===== BRANO DEL DOCUMENTO
Carlo Freccero su Link

Carlo Freccero

In generale i nuovi telefilm americani tendono a costruire uno spaccato della società. E lo fanno con una sensibilità, una capacità di sintesi, molto superiore agli strumenti tradizionali: informazione, reportage, inchiesta sul campo. Non catturano infatti la realtà, ma l’immaginario collettivo, sono la spia dell’inconscio che cova sotto il susseguirsi degli eventi quotidiani. In questo senso anticipano le fobie, gli umori, le speranze del pubblico a cui sono rivolti

Certo, non c'era bisogno che lo dicesse Carlo Freccero - su Link, la rivista di RTI. Ma è un bene che anche voci autorevoli si levino a ribadire quel che sta già decretando il pubblico: il grande successo delle serie tv.
Eppure Freccero va oltre questa banale osservazione e attribuisce alle serie tv un potere analitico che altri generi non hanno. Come non condividere quando scrive:

Il reality ha perso presto la sua illusione di verità per mostrare la corda di una sceneggiatura logora, superficiale, spesso volgare e di basso livello culturale

E ancora:

C’è più verità sul modo di intendere la relazione uomo/donna, all’interno della società liquida di oggi, in un serial come Sex and the City che in tutte le confessioni in diretta del reality di oggi. C’è un’analisi più approfondita e inquietante del rapporto con la fisicità del proprio corpo in Nip/Tuck che in tutti gli extreme makeover che la tv ci propina.
==========
===== DATI REGISTRATI
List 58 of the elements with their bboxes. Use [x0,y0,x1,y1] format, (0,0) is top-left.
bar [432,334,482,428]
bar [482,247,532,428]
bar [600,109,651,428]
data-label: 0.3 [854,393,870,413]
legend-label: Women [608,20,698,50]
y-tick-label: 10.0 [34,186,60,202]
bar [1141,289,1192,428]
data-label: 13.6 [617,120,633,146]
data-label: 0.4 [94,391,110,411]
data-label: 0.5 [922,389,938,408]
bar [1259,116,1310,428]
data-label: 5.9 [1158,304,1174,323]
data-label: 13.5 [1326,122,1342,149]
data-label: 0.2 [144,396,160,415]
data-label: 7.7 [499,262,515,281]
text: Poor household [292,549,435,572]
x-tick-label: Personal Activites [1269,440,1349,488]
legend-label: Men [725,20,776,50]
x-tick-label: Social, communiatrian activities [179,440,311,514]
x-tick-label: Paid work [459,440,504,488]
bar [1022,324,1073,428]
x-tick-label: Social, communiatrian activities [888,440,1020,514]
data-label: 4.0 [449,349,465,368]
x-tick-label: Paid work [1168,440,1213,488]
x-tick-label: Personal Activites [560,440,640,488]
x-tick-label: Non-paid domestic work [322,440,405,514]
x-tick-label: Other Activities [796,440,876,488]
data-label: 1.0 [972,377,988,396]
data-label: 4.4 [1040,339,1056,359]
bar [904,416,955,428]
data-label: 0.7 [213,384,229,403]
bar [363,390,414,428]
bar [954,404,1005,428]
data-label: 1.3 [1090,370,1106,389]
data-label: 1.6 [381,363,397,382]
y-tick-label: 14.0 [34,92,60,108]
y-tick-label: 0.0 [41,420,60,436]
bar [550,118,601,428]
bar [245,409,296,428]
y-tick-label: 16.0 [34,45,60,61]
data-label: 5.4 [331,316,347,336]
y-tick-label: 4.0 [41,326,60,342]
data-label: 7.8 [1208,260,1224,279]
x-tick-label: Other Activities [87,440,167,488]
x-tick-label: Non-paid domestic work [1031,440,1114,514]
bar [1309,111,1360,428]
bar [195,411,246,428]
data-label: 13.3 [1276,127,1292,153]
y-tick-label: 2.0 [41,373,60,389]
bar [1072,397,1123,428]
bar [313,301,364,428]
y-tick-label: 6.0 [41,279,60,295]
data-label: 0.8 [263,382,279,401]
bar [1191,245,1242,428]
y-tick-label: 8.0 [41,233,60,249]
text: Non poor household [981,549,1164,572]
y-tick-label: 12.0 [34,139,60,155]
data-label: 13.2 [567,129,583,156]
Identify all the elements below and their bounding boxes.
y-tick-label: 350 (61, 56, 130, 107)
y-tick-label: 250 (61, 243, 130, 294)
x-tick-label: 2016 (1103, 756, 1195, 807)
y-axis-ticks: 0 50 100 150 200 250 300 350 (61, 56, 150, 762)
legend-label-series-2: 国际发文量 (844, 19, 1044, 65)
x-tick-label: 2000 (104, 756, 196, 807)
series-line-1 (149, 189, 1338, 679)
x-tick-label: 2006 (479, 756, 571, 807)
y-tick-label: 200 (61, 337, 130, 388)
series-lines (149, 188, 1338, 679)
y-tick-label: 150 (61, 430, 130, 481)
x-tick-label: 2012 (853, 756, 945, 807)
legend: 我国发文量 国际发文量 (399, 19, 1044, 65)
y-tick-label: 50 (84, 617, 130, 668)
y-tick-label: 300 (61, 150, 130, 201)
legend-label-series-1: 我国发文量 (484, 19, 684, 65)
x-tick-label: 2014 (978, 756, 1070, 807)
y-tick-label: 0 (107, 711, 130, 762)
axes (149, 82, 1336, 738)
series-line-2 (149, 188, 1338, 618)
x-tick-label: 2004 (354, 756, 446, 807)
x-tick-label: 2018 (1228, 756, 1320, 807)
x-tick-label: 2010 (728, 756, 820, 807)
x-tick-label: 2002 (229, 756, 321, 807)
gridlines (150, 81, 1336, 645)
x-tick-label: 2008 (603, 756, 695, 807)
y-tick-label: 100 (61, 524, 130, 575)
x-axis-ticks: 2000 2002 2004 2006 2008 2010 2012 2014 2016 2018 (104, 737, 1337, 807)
==========
Prosegui il brano su Carlo Freccero e le serie tv dopo la sua ultima frase. L'elenco viene da una fonte diversa rispetto al brano.

## RISULTATO
E' una provocazione, certo. Ma una provocazione che fa riflettere. Evidentemente il reality ha perso strada facendo il suo carattere real, ammesso e non concesso che lo abbia mai avuto veramente. E persino una fiction (più "onesta", perché non spaccia alcun tipo di finzione per verità, anzi, gioca con la finzione stessa per analizzarla, quella verità che altri cercano di mettere in scena illudendosi, illudendoci che la presenza stessa di una telecamera non renda tutto, automaticamente, fiction) può essere più onesta di un reality.